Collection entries
◆ ◆ ◆
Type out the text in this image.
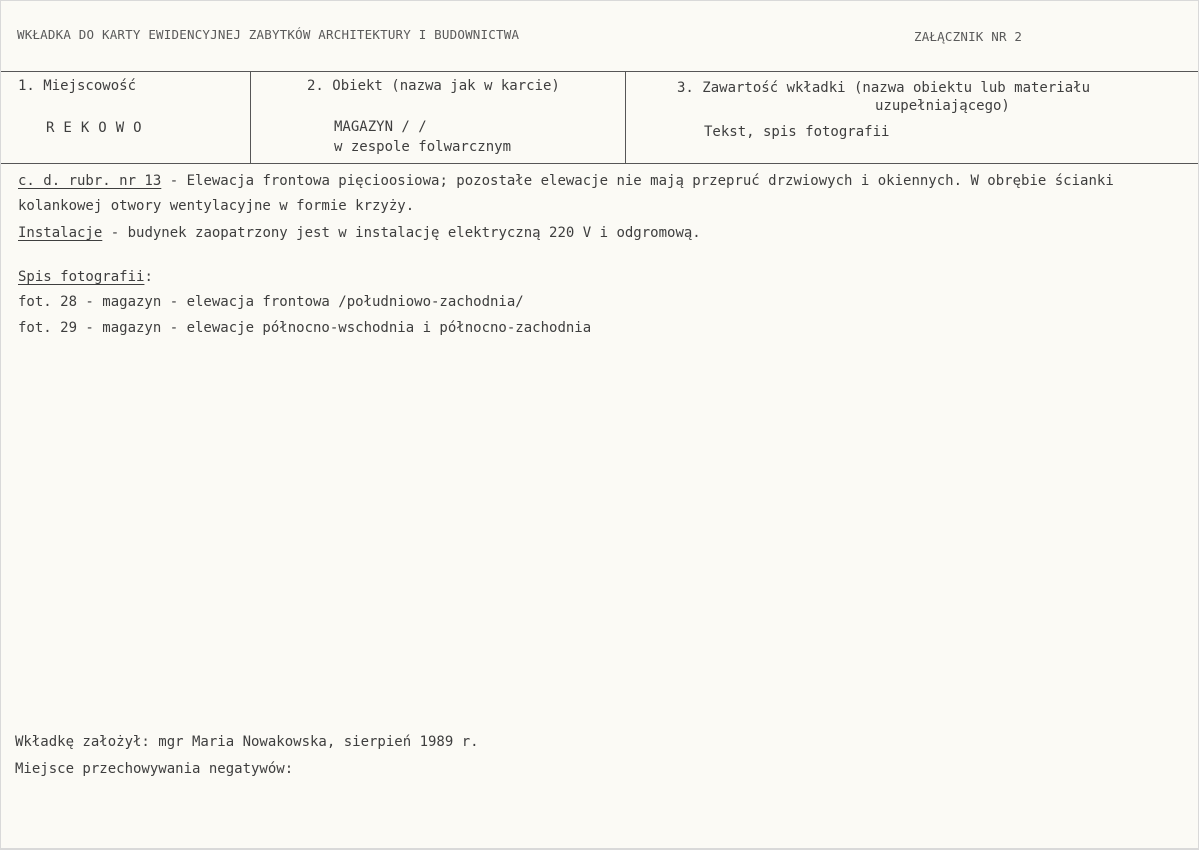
WKŁADKA DO KARTY EWIDENCYJNEJ ZABYTKÓW ARCHITEKTURY I BUDOWNICTWA	ZAŁĄCZNIK NR 2
1. Miejscowość
REKOWO
2. Obiekt (nazwa jak w karcie)
MAGAZYN / /
w zespole folwarcznym
3. Zawartość wkładki (nazwa obiektu lub materiału
uzupełniającego)
Tekst, spis fotografii
c. d. rubr. nr 13 - Elewacja frontowa pięcioosiowa; pozostałe elewacje nie mają przepruć drzwiowych i okiennych. W obrębie ścianki
kolankowej otwory wentylacyjne w formie krzyży.
Instalacje - budynek zaopatrzony jest w instalację elektryczną 220 V i odgromową.
Spis fotografii:
fot. 28 - magazyn - elewacja frontowa /południowo-zachodnia/
fot. 29 - magazyn - elewacje północno-wschodnia i północno-zachodnia
Wkładkę założył: mgr Maria Nowakowska, sierpień 1989 r.
Miejsce przechowywania negatywów:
◆ ◆ ◆
__Aim__: Output the material word for word, omitting its pictures.

__Exercise answer__:
Type out the text in this image.
WKŁADKA DO KARTY EWIDENCYJNEJ ZABYTKÓW ARCHITEKTURY I BUDOWNICTWA	ZAŁĄCZNIK NR 2
1. Miejscowość
REKOWO
2. Obiekt (nazwa jak w karcie)
MAGAZYN / /
w zespole folwarcznym
3. Zawartość wkładki (nazwa obiektu lub materiału
uzupełniającego)
Tekst, spis fotografii
c. d. rubr. nr 13 - Elewacja frontowa pięcioosiowa; pozostałe elewacje nie mają przepruć drzwiowych i okiennych. W obrębie ścianki
kolankowej otwory wentylacyjne w formie krzyży.
Instalacje - budynek zaopatrzony jest w instalację elektryczną 220 V i odgromową.
Spis fotografii:
fot. 28 - magazyn - elewacja frontowa /południowo-zachodnia/
fot. 29 - magazyn - elewacje północno-wschodnia i północno-zachodnia
Wkładkę założył: mgr Maria Nowakowska, sierpień 1989 r.
Miejsce przechowywania negatywów:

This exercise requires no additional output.